Directions for this task
Restate the records below word for word.

BEGIN

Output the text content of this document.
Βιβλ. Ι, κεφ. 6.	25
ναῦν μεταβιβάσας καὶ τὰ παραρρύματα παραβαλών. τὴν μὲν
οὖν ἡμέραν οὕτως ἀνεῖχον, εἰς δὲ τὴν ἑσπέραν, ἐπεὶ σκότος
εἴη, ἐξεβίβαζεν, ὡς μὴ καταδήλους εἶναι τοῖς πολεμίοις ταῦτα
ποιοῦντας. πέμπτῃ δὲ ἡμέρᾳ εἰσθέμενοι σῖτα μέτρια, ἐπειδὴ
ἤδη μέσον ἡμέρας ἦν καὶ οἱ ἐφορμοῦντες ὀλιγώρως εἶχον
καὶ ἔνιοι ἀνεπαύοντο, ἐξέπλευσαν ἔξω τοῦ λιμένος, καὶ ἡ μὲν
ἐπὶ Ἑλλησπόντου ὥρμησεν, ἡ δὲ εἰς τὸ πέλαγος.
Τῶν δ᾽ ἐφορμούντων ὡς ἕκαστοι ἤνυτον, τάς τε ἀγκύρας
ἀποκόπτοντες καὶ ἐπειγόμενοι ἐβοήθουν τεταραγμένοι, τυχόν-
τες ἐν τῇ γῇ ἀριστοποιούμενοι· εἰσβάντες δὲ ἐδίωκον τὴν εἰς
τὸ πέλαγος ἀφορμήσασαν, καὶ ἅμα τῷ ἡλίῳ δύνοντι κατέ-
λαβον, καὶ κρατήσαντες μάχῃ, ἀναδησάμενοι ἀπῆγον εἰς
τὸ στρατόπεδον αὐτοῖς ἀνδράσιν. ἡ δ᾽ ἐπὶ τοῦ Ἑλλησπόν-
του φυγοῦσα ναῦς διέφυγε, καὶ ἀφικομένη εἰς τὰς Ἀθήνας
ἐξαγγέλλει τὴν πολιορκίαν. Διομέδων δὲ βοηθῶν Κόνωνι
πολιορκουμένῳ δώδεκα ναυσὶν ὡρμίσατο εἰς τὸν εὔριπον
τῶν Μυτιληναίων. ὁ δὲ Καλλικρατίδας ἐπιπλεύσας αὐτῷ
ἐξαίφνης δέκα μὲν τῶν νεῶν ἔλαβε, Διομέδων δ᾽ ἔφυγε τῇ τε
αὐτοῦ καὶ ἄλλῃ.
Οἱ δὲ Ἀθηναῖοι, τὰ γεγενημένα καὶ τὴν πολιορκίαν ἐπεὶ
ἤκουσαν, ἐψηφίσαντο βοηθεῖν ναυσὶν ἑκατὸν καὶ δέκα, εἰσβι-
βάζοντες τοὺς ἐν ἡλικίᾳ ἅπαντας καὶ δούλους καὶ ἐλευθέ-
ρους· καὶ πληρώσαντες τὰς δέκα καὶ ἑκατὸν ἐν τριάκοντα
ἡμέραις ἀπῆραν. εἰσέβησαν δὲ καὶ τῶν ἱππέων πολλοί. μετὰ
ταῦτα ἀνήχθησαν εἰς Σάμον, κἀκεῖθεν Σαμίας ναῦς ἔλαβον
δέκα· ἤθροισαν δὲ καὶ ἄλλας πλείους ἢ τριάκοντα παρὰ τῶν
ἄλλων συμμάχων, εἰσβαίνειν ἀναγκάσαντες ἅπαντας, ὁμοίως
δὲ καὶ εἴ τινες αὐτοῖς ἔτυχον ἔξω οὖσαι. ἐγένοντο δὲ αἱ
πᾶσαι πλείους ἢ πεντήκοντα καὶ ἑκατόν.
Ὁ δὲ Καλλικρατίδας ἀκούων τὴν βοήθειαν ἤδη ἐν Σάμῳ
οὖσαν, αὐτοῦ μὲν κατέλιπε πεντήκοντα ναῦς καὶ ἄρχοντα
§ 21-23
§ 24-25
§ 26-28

END

Problem solution
Output the text content of this document.
Βιβλ. Ι, κεφ. 6.	25
ναῦν μεταβιβάσας καὶ τὰ παραρρύματα παραβαλών. τὴν μὲν
οὖν ἡμέραν οὕτως ἀνεῖχον, εἰς δὲ τὴν ἑσπέραν, ἐπεὶ σκότος
εἴη, ἐξεβίβαζεν, ὡς μὴ καταδήλους εἶναι τοῖς πολεμίοις ταῦτα
ποιοῦντας. πέμπτῃ δὲ ἡμέρᾳ εἰσθέμενοι σῖτα μέτρια, ἐπειδὴ
ἤδη μέσον ἡμέρας ἦν καὶ οἱ ἐφορμοῦντες ὀλιγώρως εἶχον
καὶ ἔνιοι ἀνεπαύοντο, ἐξέπλευσαν ἔξω τοῦ λιμένος, καὶ ἡ μὲν
ἐπὶ Ἑλλησπόντου ὥρμησεν, ἡ δὲ εἰς τὸ πέλαγος.
Τῶν δ᾽ ἐφορμούντων ὡς ἕκαστοι ἤνυτον, τάς τε ἀγκύρας
ἀποκόπτοντες καὶ ἐπειγόμενοι ἐβοήθουν τεταραγμένοι, τυχόν-
τες ἐν τῇ γῇ ἀριστοποιούμενοι· εἰσβάντες δὲ ἐδίωκον τὴν εἰς
τὸ πέλαγος ἀφορμήσασαν, καὶ ἅμα τῷ ἡλίῳ δύνοντι κατέ-
λαβον, καὶ κρατήσαντες μάχῃ, ἀναδησάμενοι ἀπῆγον εἰς
τὸ στρατόπεδον αὐτοῖς ἀνδράσιν. ἡ δ᾽ ἐπὶ τοῦ Ἑλλησπόν-
του φυγοῦσα ναῦς διέφυγε, καὶ ἀφικομένη εἰς τὰς Ἀθήνας
ἐξαγγέλλει τὴν πολιορκίαν. Διομέδων δὲ βοηθῶν Κόνωνι
πολιορκουμένῳ δώδεκα ναυσὶν ὡρμίσατο εἰς τὸν εὔριπον
τῶν Μυτιληναίων. ὁ δὲ Καλλικρατίδας ἐπιπλεύσας αὐτῷ
ἐξαίφνης δέκα μὲν τῶν νεῶν ἔλαβε, Διομέδων δ᾽ ἔφυγε τῇ τε
αὐτοῦ καὶ ἄλλῃ.
Οἱ δὲ Ἀθηναῖοι, τὰ γεγενημένα καὶ τὴν πολιορκίαν ἐπεὶ
ἤκουσαν, ἐψηφίσαντο βοηθεῖν ναυσὶν ἑκατὸν καὶ δέκα, εἰσβι-
βάζοντες τοὺς ἐν ἡλικίᾳ ἅπαντας καὶ δούλους καὶ ἐλευθέ-
ρους· καὶ πληρώσαντες τὰς δέκα καὶ ἑκατὸν ἐν τριάκοντα
ἡμέραις ἀπῆραν. εἰσέβησαν δὲ καὶ τῶν ἱππέων πολλοί. μετὰ
ταῦτα ἀνήχθησαν εἰς Σάμον, κἀκεῖθεν Σαμίας ναῦς ἔλαβον
δέκα· ἤθροισαν δὲ καὶ ἄλλας πλείους ἢ τριάκοντα παρὰ τῶν
ἄλλων συμμάχων, εἰσβαίνειν ἀναγκάσαντες ἅπαντας, ὁμοίως
δὲ καὶ εἴ τινες αὐτοῖς ἔτυχον ἔξω οὖσαι. ἐγένοντο δὲ αἱ
πᾶσαι πλείους ἢ πεντήκοντα καὶ ἑκατόν.
Ὁ δὲ Καλλικρατίδας ἀκούων τὴν βοήθειαν ἤδη ἐν Σάμῳ
οὖσαν, αὐτοῦ μὲν κατέλιπε πεντήκοντα ναῦς καὶ ἄρχοντα
§ 21-23
§ 24-25
§ 26-28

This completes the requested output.